■ **What is asked**:
Give the number of lines in this listing that contain the word "προφέρουμε", and nothing else.
↓↓↓
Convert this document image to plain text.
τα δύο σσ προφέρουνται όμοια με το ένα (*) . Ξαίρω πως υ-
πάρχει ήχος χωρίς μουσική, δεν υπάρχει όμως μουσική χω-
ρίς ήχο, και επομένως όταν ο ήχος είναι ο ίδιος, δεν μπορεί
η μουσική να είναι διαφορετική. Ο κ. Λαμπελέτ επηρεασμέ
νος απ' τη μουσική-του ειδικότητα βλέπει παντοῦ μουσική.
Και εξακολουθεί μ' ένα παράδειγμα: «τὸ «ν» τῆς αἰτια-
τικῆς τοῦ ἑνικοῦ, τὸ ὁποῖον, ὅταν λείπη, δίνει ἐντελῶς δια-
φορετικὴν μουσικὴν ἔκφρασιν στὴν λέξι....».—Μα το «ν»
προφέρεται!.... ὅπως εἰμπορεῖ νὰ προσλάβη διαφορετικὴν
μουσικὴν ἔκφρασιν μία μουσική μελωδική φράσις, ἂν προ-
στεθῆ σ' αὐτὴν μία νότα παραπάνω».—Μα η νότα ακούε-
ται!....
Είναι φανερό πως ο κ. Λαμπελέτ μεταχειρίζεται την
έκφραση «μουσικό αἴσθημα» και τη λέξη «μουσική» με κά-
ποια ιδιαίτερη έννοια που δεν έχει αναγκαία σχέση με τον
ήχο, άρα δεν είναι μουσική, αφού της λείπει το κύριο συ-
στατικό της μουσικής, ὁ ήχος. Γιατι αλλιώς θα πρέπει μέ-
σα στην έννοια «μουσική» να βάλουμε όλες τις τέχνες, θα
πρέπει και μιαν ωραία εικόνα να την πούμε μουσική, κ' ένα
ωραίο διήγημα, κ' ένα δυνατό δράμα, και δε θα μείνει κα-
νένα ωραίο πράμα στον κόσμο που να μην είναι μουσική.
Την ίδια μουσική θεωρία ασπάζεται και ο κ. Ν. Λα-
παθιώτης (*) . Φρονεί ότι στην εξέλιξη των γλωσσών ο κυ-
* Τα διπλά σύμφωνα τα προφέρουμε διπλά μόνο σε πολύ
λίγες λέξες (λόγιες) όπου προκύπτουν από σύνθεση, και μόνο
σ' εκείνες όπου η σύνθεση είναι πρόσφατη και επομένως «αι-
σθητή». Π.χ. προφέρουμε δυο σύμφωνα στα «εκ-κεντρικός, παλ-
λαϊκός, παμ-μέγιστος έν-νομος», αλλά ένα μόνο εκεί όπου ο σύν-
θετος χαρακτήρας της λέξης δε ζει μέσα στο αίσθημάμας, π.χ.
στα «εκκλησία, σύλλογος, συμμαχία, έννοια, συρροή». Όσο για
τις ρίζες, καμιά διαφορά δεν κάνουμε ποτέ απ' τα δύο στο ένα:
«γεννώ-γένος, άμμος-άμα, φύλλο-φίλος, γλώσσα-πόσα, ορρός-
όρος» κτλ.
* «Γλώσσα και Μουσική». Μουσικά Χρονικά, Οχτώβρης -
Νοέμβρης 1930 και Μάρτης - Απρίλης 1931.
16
↑↑↑
■ **Result of the exercise**:
2